[Figure data in JSON]
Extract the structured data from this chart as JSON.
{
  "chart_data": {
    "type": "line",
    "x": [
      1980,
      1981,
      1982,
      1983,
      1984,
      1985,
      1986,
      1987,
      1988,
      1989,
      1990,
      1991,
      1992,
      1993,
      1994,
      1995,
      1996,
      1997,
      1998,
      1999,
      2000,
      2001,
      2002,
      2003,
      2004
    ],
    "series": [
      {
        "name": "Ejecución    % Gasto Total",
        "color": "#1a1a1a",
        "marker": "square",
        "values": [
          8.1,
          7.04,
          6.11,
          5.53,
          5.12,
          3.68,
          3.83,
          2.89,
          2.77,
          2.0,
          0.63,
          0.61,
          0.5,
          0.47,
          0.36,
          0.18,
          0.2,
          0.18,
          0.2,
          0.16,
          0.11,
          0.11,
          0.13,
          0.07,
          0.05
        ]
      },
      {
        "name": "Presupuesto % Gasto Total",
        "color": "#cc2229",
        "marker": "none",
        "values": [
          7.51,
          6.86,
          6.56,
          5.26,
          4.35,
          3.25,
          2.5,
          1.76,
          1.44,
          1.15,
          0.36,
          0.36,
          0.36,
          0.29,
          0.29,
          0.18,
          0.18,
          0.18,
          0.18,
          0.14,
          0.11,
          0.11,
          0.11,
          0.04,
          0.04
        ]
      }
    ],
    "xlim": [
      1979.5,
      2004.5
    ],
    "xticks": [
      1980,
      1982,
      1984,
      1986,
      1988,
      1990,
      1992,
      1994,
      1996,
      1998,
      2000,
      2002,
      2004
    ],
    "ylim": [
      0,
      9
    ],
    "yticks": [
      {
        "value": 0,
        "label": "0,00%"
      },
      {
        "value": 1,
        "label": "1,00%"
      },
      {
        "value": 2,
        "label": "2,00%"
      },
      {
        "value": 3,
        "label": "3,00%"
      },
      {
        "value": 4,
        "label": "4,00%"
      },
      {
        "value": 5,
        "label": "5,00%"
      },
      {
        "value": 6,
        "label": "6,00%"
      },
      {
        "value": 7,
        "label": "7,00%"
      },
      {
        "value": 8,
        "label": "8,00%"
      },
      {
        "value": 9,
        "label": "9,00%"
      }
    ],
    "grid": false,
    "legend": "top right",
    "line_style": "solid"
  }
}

__To be done__. Copy all lines above containing the string "label".

__Finished task__.
        "label": "0,00%"
        "label": "1,00%"
        "label": "2,00%"
        "label": "3,00%"
        "label": "4,00%"
        "label": "5,00%"
        "label": "6,00%"
        "label": "7,00%"
        "label": "8,00%"
        "label": "9,00%"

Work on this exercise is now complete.